• _WRITTEN TASK_:
Search the material below for the word "nedir". Copy every line that has it.

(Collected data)
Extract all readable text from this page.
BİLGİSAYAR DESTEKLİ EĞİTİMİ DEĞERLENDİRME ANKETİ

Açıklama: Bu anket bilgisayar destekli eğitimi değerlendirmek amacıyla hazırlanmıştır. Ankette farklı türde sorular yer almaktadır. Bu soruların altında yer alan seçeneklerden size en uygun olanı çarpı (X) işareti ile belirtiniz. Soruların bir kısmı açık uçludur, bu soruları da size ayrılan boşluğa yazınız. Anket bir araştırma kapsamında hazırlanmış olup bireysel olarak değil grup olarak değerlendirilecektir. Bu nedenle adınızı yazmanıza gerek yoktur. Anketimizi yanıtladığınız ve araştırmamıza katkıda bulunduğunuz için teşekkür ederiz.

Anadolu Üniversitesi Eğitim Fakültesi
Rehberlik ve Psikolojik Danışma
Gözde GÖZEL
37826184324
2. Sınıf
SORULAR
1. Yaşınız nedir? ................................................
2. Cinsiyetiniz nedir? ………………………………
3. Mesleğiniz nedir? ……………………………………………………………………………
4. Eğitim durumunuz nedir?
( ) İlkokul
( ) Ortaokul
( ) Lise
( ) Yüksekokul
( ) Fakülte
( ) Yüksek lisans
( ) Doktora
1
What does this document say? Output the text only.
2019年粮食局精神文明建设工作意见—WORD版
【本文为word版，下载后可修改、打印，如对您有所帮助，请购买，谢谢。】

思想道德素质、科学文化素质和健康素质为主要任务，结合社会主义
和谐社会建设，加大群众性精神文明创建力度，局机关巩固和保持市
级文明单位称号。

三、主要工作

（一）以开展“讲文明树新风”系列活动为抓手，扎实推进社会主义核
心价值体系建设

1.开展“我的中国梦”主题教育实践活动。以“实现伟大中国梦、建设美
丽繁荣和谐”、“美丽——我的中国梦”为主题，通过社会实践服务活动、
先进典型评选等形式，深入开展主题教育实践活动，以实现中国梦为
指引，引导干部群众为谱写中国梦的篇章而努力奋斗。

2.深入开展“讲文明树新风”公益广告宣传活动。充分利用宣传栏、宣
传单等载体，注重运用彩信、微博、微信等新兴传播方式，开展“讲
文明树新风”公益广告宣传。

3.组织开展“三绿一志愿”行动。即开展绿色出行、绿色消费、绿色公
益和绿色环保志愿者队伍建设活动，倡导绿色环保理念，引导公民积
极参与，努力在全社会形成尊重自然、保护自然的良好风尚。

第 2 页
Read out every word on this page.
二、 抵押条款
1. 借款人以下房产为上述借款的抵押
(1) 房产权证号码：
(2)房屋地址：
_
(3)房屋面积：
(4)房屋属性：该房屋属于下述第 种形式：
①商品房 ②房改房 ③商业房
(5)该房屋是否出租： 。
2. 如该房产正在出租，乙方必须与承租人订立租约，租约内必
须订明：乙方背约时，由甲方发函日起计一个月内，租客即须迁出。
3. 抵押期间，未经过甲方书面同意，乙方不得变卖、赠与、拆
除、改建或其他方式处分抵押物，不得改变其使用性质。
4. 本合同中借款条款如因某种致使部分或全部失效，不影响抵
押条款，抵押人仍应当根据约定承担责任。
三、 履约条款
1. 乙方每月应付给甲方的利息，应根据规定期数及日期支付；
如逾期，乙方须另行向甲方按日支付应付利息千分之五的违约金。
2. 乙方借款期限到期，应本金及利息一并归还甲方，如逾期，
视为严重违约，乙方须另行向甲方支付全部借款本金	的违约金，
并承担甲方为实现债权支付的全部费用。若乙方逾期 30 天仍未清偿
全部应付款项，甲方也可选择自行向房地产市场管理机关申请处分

• _COMPLETE ANSWER_:
1. Yaşınız nedir? ................................................
2. Cinsiyetiniz nedir? ………………………………
3. Mesleğiniz nedir? ……………………………………………………………………………
4. Eğitim durumunuz nedir?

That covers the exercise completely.